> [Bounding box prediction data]
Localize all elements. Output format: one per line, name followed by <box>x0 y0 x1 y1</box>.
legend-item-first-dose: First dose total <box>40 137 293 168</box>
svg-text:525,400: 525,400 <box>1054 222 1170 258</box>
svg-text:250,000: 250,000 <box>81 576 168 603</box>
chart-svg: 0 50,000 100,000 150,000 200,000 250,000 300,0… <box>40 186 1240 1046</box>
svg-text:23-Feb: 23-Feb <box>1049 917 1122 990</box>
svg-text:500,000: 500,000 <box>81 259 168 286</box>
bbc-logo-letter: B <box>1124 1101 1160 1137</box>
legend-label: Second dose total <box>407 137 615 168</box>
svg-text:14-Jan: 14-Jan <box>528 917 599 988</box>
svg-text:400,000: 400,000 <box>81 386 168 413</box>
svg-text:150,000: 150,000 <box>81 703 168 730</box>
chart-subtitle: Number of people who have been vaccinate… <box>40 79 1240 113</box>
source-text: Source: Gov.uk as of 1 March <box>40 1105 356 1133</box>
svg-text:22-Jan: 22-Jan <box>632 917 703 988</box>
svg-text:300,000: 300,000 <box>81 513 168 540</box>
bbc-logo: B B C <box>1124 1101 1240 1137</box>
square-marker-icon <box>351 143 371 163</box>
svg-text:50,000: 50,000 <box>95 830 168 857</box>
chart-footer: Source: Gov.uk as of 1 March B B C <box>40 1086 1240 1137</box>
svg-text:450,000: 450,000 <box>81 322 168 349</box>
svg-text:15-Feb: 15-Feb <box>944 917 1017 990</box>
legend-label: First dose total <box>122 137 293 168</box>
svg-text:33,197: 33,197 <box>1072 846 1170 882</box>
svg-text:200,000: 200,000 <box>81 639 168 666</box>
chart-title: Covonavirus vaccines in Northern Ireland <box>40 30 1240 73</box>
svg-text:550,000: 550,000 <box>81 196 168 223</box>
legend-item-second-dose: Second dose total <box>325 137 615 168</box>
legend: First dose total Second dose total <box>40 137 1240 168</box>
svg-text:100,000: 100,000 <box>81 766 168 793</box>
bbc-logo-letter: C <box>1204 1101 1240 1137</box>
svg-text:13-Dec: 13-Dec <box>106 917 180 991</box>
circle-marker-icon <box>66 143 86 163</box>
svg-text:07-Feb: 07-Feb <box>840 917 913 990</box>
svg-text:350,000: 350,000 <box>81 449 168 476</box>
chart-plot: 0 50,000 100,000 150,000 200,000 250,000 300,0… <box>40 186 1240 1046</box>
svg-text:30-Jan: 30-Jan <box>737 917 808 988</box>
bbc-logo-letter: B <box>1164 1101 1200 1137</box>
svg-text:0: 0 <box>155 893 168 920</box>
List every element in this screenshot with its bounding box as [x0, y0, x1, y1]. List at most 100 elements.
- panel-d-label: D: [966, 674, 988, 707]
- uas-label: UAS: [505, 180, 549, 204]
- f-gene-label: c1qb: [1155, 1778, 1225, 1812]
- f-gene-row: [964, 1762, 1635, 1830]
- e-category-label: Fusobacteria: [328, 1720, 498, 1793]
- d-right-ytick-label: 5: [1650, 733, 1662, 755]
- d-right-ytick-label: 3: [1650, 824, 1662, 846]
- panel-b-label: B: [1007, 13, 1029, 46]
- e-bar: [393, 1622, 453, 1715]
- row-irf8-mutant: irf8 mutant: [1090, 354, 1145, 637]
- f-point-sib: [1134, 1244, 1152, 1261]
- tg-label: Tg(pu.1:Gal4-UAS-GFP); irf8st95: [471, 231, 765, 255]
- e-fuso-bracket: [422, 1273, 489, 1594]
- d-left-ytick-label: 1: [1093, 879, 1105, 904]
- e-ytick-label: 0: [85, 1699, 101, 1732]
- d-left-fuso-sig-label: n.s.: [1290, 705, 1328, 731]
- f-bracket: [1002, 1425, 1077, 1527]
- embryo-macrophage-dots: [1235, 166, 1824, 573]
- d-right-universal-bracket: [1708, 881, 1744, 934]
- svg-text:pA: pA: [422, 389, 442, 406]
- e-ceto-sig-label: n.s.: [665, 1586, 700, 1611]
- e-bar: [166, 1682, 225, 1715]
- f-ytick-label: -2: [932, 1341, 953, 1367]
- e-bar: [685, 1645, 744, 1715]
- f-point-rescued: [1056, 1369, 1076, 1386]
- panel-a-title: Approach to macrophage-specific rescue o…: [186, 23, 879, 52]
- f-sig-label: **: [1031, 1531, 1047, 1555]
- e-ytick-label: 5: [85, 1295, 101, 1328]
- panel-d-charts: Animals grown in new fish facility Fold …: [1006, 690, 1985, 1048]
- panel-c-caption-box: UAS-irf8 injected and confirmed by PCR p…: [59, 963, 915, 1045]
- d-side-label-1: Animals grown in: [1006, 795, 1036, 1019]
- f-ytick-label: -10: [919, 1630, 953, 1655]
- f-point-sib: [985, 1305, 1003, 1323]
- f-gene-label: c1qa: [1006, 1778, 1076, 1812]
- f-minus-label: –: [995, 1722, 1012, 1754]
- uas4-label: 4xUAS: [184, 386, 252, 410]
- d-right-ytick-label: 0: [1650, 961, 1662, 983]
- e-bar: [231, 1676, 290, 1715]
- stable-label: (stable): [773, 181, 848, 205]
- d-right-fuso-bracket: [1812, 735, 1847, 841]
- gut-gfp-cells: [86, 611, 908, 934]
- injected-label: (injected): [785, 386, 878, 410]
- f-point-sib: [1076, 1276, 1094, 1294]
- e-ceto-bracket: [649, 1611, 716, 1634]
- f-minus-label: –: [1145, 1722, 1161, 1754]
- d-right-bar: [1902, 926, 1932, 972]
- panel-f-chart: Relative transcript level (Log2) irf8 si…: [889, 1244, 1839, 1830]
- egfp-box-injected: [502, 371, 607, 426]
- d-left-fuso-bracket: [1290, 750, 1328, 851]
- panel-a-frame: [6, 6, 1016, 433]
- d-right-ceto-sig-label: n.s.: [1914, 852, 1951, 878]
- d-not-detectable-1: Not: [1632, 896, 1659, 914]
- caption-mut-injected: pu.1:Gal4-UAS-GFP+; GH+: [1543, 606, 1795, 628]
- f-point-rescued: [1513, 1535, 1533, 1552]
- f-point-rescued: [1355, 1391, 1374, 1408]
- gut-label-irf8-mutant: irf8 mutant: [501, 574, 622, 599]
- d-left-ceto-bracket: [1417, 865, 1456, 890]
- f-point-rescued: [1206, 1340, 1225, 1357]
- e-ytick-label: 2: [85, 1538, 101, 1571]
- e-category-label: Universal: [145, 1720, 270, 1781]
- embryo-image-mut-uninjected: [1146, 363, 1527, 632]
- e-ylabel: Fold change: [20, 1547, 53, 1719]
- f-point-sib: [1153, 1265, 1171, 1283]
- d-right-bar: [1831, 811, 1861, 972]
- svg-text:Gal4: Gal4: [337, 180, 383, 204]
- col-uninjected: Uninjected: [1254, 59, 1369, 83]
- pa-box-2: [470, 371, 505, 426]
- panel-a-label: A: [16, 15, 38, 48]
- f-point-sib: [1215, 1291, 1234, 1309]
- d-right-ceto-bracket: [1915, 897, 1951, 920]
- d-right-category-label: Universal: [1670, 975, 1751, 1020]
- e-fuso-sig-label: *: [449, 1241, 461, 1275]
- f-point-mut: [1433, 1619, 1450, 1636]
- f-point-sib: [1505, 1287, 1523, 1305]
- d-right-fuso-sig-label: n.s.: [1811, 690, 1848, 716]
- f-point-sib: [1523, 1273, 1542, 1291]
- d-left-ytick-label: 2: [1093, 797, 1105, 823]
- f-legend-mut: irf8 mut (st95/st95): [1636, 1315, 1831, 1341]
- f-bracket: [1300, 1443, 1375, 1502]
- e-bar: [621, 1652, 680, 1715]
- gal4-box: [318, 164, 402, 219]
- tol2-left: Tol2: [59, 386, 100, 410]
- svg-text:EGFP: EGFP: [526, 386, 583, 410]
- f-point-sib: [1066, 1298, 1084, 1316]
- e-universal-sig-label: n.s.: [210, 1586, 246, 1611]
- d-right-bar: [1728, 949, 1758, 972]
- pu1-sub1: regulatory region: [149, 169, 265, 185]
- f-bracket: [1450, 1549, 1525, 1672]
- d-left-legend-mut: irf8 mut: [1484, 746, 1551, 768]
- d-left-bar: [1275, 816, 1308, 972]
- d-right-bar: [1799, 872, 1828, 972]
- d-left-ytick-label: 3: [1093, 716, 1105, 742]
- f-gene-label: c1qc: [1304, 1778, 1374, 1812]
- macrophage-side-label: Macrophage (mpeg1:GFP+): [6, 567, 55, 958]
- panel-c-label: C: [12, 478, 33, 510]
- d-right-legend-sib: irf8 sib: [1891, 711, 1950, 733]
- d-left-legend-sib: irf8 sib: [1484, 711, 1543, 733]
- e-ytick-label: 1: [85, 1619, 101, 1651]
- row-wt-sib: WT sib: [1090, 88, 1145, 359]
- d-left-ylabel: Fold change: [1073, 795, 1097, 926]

> [Required work] Among the entries, count how many lines hold the string "macrophage", then state only that number.

> [Result of the task] 3